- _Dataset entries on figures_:
▼
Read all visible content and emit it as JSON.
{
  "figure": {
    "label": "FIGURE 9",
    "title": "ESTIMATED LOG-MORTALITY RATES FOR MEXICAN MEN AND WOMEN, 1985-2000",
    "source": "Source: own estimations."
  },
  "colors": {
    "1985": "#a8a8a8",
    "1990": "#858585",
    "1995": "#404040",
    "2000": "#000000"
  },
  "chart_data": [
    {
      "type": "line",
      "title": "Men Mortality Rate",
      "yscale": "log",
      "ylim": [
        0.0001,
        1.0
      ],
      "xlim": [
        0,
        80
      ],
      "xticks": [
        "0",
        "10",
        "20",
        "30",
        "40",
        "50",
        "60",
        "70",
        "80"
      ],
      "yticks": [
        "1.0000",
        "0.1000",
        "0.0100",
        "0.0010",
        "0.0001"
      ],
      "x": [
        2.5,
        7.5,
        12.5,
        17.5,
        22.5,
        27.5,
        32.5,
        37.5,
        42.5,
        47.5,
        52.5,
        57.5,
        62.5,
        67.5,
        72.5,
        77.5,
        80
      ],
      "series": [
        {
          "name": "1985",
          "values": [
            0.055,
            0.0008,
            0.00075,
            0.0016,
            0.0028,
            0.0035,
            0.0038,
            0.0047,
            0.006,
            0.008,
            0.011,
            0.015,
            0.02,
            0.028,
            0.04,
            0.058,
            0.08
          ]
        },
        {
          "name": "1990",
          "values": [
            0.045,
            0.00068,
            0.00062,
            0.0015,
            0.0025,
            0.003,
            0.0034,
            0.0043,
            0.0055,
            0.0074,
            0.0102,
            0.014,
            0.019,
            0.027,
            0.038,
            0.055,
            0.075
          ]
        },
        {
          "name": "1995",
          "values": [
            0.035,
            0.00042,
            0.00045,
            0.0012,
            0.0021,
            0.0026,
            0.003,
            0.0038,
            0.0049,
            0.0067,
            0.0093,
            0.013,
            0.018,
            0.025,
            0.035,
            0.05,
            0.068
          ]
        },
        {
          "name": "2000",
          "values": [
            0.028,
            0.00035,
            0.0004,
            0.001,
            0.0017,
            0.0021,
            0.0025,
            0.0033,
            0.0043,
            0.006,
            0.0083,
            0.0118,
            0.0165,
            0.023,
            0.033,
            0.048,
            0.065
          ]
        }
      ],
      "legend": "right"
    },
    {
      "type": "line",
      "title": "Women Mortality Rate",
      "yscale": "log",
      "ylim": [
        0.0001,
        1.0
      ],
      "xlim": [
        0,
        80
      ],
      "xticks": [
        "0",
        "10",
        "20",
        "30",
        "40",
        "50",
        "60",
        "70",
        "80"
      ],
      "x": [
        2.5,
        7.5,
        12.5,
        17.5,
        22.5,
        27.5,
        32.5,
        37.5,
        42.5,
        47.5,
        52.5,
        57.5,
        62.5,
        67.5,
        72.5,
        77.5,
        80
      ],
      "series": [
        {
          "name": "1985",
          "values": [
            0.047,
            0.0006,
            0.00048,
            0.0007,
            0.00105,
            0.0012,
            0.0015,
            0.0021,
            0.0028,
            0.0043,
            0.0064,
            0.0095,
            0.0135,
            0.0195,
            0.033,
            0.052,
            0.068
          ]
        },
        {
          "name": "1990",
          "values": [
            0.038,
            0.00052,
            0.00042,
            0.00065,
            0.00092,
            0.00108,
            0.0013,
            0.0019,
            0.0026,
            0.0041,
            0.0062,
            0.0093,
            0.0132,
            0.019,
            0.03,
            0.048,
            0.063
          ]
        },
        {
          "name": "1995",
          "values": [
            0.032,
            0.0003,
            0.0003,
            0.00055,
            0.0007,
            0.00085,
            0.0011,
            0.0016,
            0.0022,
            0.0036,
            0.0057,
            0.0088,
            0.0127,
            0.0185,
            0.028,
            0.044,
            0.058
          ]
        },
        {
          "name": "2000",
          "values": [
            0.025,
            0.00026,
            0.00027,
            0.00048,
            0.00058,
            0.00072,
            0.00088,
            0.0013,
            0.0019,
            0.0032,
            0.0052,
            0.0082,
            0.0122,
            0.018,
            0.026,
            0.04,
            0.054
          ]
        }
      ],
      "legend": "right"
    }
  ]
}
▲
- _WHAT THIS TASK INVOLVES_: Write out the whole listing exactly.

- _RESULT OF THE EXERCISE_:
Read all visible content and emit it as JSON.
{
  "figure": {
    "label": "FIGURE 9",
    "title": "ESTIMATED LOG-MORTALITY RATES FOR MEXICAN MEN AND WOMEN, 1985-2000",
    "source": "Source: own estimations."
  },
  "colors": {
    "1985": "#a8a8a8",
    "1990": "#858585",
    "1995": "#404040",
    "2000": "#000000"
  },
  "chart_data": [
    {
      "type": "line",
      "title": "Men Mortality Rate",
      "yscale": "log",
      "ylim": [
        0.0001,
        1.0
      ],
      "xlim": [
        0,
        80
      ],
      "xticks": [
        "0",
        "10",
        "20",
        "30",
        "40",
        "50",
        "60",
        "70",
        "80"
      ],
      "yticks": [
        "1.0000",
        "0.1000",
        "0.0100",
        "0.0010",
        "0.0001"
      ],
      "x": [
        2.5,
        7.5,
        12.5,
        17.5,
        22.5,
        27.5,
        32.5,
        37.5,
        42.5,
        47.5,
        52.5,
        57.5,
        62.5,
        67.5,
        72.5,
        77.5,
        80
      ],
      "series": [
        {
          "name": "1985",
          "values": [
            0.055,
            0.0008,
            0.00075,
            0.0016,
            0.0028,
            0.0035,
            0.0038,
            0.0047,
            0.006,
            0.008,
            0.011,
            0.015,
            0.02,
            0.028,
            0.04,
            0.058,
            0.08
          ]
        },
        {
          "name": "1990",
          "values": [
            0.045,
            0.00068,
            0.00062,
            0.0015,
            0.0025,
            0.003,
            0.0034,
            0.0043,
            0.0055,
            0.0074,
            0.0102,
            0.014,
            0.019,
            0.027,
            0.038,
            0.055,
            0.075
          ]
        },
        {
          "name": "1995",
          "values": [
            0.035,
            0.00042,
            0.00045,
            0.0012,
            0.0021,
            0.0026,
            0.003,
            0.0038,
            0.0049,
            0.0067,
            0.0093,
            0.013,
            0.018,
            0.025,
            0.035,
            0.05,
            0.068
          ]
        },
        {
          "name": "2000",
          "values": [
            0.028,
            0.00035,
            0.0004,
            0.001,
            0.0017,
            0.0021,
            0.0025,
            0.0033,
            0.0043,
            0.006,
            0.0083,
            0.0118,
            0.0165,
            0.023,
            0.033,
            0.048,
            0.065
          ]
        }
      ],
      "legend": "right"
    },
    {
      "type": "line",
      "title": "Women Mortality Rate",
      "yscale": "log",
      "ylim": [
        0.0001,
        1.0
      ],
      "xlim": [
        0,
        80
      ],
      "xticks": [
        "0",
        "10",
        "20",
        "30",
        "40",
        "50",
        "60",
        "70",
        "80"
      ],
      "x": [
        2.5,
        7.5,
        12.5,
        17.5,
        22.5,
        27.5,
        32.5,
        37.5,
        42.5,
        47.5,
        52.5,
        57.5,
        62.5,
        67.5,
        72.5,
        77.5,
        80
      ],
      "series": [
        {
          "name": "1985",
          "values": [
            0.047,
            0.0006,
            0.00048,
            0.0007,
            0.00105,
            0.0012,
            0.0015,
            0.0021,
            0.0028,
            0.0043,
            0.0064,
            0.0095,
            0.0135,
            0.0195,
            0.033,
            0.052,
            0.068
          ]
        },
        {
          "name": "1990",
          "values": [
            0.038,
            0.00052,
            0.00042,
            0.00065,
            0.00092,
            0.00108,
            0.0013,
            0.0019,
            0.0026,
            0.0041,
            0.0062,
            0.0093,
            0.0132,
            0.019,
            0.03,
            0.048,
            0.063
          ]
        },
        {
          "name": "1995",
          "values": [
            0.032,
            0.0003,
            0.0003,
            0.00055,
            0.0007,
            0.00085,
            0.0011,
            0.0016,
            0.0022,
            0.0036,
            0.0057,
            0.0088,
            0.0127,
            0.0185,
            0.028,
            0.044,
            0.058
          ]
        },
        {
          "name": "2000",
          "values": [
            0.025,
            0.00026,
            0.00027,
            0.00048,
            0.00058,
            0.00072,
            0.00088,
            0.0013,
            0.0019,
            0.0032,
            0.0052,
            0.0082,
            0.0122,
            0.018,
            0.026,
            0.04,
            0.054
          ]
        }
      ],
      "legend": "right"
    }
  ]
}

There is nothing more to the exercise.